> **Task goal**
Copy the material below line for line, with no changes.

------

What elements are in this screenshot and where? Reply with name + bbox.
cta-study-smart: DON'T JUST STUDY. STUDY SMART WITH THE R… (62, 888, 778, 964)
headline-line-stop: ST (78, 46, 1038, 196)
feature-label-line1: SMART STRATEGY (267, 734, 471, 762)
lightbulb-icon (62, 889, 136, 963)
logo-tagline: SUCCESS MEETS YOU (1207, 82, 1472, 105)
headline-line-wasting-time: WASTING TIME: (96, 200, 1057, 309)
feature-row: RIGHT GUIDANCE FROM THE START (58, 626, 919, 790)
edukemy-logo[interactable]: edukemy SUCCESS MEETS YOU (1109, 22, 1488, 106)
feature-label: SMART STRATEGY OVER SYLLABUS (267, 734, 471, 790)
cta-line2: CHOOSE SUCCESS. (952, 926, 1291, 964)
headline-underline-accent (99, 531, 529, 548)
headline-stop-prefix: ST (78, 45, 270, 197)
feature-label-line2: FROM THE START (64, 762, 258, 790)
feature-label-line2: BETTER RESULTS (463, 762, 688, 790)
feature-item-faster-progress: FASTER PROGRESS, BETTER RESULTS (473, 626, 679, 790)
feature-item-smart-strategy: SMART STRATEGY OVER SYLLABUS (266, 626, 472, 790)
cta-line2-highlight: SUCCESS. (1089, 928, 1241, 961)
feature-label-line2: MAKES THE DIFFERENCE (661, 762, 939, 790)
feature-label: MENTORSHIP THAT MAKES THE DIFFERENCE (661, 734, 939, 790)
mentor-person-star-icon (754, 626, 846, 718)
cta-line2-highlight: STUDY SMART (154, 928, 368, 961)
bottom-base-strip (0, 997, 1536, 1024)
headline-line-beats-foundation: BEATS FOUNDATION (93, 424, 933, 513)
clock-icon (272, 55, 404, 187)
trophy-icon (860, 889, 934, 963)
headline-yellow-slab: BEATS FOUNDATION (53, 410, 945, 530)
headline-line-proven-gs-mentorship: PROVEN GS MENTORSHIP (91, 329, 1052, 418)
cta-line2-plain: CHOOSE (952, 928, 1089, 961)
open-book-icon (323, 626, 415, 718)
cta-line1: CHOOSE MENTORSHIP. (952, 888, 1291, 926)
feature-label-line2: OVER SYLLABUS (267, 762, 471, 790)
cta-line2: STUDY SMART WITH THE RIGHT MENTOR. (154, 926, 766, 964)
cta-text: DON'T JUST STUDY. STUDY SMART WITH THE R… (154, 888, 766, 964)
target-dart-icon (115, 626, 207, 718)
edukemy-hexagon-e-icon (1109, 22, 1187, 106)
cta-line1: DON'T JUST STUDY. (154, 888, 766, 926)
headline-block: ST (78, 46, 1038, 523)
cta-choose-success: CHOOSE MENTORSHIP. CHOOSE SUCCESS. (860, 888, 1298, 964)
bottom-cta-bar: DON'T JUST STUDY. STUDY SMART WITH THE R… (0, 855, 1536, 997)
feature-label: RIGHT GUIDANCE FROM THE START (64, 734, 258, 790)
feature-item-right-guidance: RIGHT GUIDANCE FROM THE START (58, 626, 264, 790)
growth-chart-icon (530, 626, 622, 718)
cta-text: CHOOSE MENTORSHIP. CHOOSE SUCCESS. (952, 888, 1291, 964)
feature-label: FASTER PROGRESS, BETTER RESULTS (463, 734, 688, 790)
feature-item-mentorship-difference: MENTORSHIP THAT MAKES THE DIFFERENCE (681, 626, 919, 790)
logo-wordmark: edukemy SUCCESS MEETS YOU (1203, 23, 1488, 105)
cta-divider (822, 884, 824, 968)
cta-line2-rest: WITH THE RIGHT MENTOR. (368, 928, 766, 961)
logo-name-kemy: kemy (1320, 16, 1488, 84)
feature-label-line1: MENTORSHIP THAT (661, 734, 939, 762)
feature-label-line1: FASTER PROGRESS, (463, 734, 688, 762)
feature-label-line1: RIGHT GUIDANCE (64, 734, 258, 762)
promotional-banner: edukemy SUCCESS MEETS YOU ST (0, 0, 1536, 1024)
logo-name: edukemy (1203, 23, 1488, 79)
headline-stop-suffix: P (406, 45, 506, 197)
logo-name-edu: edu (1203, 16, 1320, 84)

------

> **Final answer**
What elements are in this screenshot and where? Reply with name + bbox.
cta-study-smart: DON'T JUST STUDY. STUDY SMART WITH THE R… (62, 888, 778, 964)
headline-line-stop: ST (78, 46, 1038, 196)
feature-label-line1: SMART STRATEGY (267, 734, 471, 762)
lightbulb-icon (62, 889, 136, 963)
logo-tagline: SUCCESS MEETS YOU (1207, 82, 1472, 105)
headline-line-wasting-time: WASTING TIME: (96, 200, 1057, 309)
feature-row: RIGHT GUIDANCE FROM THE START (58, 626, 919, 790)
edukemy-logo[interactable]: edukemy SUCCESS MEETS YOU (1109, 22, 1488, 106)
feature-label: SMART STRATEGY OVER SYLLABUS (267, 734, 471, 790)
cta-line2: CHOOSE SUCCESS. (952, 926, 1291, 964)
headline-underline-accent (99, 531, 529, 548)
headline-stop-prefix: ST (78, 45, 270, 197)
feature-label-line2: FROM THE START (64, 762, 258, 790)
feature-label-line2: BETTER RESULTS (463, 762, 688, 790)
feature-item-faster-progress: FASTER PROGRESS, BETTER RESULTS (473, 626, 679, 790)
feature-item-smart-strategy: SMART STRATEGY OVER SYLLABUS (266, 626, 472, 790)
cta-line2-highlight: SUCCESS. (1089, 928, 1241, 961)
feature-label-line2: MAKES THE DIFFERENCE (661, 762, 939, 790)
feature-label: MENTORSHIP THAT MAKES THE DIFFERENCE (661, 734, 939, 790)
mentor-person-star-icon (754, 626, 846, 718)
cta-line2-highlight: STUDY SMART (154, 928, 368, 961)
bottom-base-strip (0, 997, 1536, 1024)
headline-line-beats-foundation: BEATS FOUNDATION (93, 424, 933, 513)
clock-icon (272, 55, 404, 187)
trophy-icon (860, 889, 934, 963)
headline-yellow-slab: BEATS FOUNDATION (53, 410, 945, 530)
headline-line-proven-gs-mentorship: PROVEN GS MENTORSHIP (91, 329, 1052, 418)
cta-line2-plain: CHOOSE (952, 928, 1089, 961)
open-book-icon (323, 626, 415, 718)
cta-line1: CHOOSE MENTORSHIP. (952, 888, 1291, 926)
feature-label-line2: OVER SYLLABUS (267, 762, 471, 790)
cta-line2: STUDY SMART WITH THE RIGHT MENTOR. (154, 926, 766, 964)
cta-text: DON'T JUST STUDY. STUDY SMART WITH THE R… (154, 888, 766, 964)
target-dart-icon (115, 626, 207, 718)
edukemy-hexagon-e-icon (1109, 22, 1187, 106)
cta-line1: DON'T JUST STUDY. (154, 888, 766, 926)
headline-block: ST (78, 46, 1038, 523)
cta-choose-success: CHOOSE MENTORSHIP. CHOOSE SUCCESS. (860, 888, 1298, 964)
bottom-cta-bar: DON'T JUST STUDY. STUDY SMART WITH THE R… (0, 855, 1536, 997)
feature-label: RIGHT GUIDANCE FROM THE START (64, 734, 258, 790)
feature-item-right-guidance: RIGHT GUIDANCE FROM THE START (58, 626, 264, 790)
growth-chart-icon (530, 626, 622, 718)
cta-text: CHOOSE MENTORSHIP. CHOOSE SUCCESS. (952, 888, 1291, 964)
feature-label: FASTER PROGRESS, BETTER RESULTS (463, 734, 688, 790)
feature-item-mentorship-difference: MENTORSHIP THAT MAKES THE DIFFERENCE (681, 626, 919, 790)
logo-wordmark: edukemy SUCCESS MEETS YOU (1203, 23, 1488, 105)
cta-divider (822, 884, 824, 968)
cta-line2-rest: WITH THE RIGHT MENTOR. (368, 928, 766, 961)
logo-name-kemy: kemy (1320, 16, 1488, 84)
feature-label-line1: MENTORSHIP THAT (661, 734, 939, 762)
feature-label-line1: FASTER PROGRESS, (463, 734, 688, 762)
feature-label-line1: RIGHT GUIDANCE (64, 734, 258, 762)
promotional-banner: edukemy SUCCESS MEETS YOU ST (0, 0, 1536, 1024)
logo-name: edukemy (1203, 23, 1488, 79)
headline-stop-suffix: P (406, 45, 506, 197)
logo-name-edu: edu (1203, 16, 1320, 84)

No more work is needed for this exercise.